Supplied passage |
####################

One of the cool things about being a teacher is getting a fresh start on a regular basis. You get amped up about the coming school year and you dive into it with a revised plan. The weeks and months of student interactions unfold and you find yourself approaching May with a bag full of bitter losses, plans that fell apart and students wishing you were dead. If this sounds like hyperbole to you, then you are obviously not a teacher.
Of course, there are the plans that work out great and the students who you helped and heck, some of them even tell you so. It's not all bad, but we humans do tend to focus on the negative parts, don't we? So you find yourself nearing May, having a lot of conversations with yourself in the car on the commute home. What worked this year? What didn't? What will you do different next year? The cool thing is that you can kind of cut your losses at graduation and start fresh in August.

####################

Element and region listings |
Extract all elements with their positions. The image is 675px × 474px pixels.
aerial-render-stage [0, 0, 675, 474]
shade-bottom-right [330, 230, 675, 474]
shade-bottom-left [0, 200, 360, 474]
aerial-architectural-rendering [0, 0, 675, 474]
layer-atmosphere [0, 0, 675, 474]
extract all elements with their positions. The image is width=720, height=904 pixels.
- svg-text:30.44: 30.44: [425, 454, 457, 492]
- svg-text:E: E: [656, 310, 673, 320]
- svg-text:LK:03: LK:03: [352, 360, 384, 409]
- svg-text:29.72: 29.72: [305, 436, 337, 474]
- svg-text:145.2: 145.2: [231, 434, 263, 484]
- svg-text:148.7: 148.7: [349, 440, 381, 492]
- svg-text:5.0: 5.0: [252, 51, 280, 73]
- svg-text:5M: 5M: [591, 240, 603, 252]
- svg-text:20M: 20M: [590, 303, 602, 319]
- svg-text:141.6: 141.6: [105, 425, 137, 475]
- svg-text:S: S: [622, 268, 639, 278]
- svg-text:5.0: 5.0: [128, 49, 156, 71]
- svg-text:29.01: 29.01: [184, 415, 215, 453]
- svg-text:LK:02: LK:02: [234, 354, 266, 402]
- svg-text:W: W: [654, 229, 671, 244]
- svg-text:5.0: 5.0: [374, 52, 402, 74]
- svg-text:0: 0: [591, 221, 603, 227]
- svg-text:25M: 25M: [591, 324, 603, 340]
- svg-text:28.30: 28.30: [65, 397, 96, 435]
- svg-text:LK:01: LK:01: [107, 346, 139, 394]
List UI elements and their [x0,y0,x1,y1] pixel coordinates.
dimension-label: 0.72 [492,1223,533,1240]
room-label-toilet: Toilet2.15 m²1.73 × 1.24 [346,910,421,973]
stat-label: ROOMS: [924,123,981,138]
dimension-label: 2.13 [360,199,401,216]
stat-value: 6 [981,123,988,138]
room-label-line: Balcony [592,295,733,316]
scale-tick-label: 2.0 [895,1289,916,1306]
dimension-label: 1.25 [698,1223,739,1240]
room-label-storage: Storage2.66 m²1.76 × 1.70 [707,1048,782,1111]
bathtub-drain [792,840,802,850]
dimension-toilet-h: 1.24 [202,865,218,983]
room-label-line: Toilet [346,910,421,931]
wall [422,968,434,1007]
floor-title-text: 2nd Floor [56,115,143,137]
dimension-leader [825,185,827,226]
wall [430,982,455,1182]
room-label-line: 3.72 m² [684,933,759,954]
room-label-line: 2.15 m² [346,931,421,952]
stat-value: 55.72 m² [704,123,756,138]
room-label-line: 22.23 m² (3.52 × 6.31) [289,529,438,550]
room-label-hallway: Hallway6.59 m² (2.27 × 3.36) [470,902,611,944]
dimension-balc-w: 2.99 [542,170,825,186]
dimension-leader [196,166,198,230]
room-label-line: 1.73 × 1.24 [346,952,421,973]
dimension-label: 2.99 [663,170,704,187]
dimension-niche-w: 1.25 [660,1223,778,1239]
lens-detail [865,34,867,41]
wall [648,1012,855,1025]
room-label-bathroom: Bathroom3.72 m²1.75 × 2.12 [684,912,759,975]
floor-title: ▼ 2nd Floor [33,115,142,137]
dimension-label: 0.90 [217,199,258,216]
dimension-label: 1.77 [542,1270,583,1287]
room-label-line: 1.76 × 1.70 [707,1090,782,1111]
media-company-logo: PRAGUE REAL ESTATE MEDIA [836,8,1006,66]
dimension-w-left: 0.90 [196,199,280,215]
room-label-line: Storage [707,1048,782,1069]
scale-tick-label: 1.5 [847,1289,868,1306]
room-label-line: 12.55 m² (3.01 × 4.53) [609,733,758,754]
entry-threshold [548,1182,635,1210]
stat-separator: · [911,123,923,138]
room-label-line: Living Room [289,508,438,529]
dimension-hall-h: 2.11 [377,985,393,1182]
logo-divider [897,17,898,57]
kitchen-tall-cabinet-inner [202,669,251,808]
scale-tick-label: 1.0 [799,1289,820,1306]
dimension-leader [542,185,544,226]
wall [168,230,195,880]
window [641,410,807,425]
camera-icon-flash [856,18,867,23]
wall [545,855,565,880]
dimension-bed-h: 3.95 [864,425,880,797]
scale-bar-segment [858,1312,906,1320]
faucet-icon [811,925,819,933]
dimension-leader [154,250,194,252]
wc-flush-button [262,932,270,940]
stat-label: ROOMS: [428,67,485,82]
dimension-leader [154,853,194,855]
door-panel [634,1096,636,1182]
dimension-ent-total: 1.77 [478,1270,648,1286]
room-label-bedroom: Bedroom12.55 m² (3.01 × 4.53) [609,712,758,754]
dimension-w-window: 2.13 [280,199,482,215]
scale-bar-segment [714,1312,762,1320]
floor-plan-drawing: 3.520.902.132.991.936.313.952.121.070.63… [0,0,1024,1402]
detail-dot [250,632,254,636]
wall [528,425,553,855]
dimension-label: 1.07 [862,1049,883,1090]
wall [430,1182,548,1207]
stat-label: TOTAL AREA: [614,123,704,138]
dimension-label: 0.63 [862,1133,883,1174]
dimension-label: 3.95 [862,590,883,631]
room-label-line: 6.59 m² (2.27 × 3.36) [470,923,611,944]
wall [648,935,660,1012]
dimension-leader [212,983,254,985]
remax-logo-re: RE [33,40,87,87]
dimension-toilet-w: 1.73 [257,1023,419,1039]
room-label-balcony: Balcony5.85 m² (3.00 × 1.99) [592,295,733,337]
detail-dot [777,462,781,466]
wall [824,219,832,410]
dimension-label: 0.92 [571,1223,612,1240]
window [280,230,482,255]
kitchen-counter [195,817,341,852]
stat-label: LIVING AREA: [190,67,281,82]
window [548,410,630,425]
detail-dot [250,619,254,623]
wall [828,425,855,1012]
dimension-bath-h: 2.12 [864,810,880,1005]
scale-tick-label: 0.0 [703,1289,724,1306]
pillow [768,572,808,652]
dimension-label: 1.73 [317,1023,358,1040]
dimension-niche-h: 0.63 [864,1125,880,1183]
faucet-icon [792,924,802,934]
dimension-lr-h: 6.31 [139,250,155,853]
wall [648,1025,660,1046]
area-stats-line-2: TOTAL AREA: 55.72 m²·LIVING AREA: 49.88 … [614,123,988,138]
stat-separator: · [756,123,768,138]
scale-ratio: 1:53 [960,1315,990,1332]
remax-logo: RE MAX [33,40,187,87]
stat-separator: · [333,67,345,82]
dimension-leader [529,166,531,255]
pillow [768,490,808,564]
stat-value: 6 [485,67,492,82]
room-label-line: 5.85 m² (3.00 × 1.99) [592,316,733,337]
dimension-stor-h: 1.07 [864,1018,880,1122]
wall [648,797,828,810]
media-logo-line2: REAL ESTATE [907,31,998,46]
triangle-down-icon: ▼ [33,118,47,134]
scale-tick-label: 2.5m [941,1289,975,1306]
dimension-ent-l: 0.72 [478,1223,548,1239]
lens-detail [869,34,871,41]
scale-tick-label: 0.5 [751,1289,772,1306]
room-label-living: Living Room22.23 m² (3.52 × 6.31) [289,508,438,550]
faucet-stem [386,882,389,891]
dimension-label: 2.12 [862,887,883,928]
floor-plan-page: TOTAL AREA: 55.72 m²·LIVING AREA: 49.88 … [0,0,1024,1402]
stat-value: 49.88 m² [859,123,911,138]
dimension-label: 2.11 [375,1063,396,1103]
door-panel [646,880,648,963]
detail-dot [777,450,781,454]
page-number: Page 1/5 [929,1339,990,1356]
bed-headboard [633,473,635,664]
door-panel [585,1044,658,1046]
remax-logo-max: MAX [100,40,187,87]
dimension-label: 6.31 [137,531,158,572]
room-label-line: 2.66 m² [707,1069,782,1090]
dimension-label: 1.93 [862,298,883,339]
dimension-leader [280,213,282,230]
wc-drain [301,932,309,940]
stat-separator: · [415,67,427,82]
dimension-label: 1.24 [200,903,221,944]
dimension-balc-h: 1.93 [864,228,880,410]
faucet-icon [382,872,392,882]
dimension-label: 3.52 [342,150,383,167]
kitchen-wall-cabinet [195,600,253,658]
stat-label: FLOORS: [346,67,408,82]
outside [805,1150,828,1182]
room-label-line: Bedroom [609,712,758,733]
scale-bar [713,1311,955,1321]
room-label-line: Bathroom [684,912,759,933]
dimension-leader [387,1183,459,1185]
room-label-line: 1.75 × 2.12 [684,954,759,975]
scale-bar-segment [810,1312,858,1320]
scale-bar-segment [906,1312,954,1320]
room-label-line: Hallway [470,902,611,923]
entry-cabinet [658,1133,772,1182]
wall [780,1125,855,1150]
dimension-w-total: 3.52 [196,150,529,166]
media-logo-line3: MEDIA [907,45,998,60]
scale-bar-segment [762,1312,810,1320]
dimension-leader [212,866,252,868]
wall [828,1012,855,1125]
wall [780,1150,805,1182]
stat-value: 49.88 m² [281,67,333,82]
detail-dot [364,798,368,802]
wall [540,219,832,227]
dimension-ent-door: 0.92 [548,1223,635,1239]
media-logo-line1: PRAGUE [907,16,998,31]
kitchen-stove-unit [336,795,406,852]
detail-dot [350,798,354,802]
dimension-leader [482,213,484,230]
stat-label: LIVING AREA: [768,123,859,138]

####################

Task instructions |
a) In the passage on teaching, when does a teacher get to start fresh?
b) Reproduce the passage on teaching word for word, from "One of the cool" up to and including "not a teacher.".
The rows are unrelated to the passage on teaching and stand as separate material.

Solutions for each task |
a) In August, after cutting losses at graduation.

b)
One of the cool things about being a teacher is getting a fresh start on a regular basis. You get amped up about the coming school year and you dive into it with a revised plan. The weeks and months of student interactions unfold and you find yourself approaching May with a bag full of bitter losses, plans that fell apart and students wishing you were dead. If this sounds like hyperbole to you, then you are obviously not a teacher.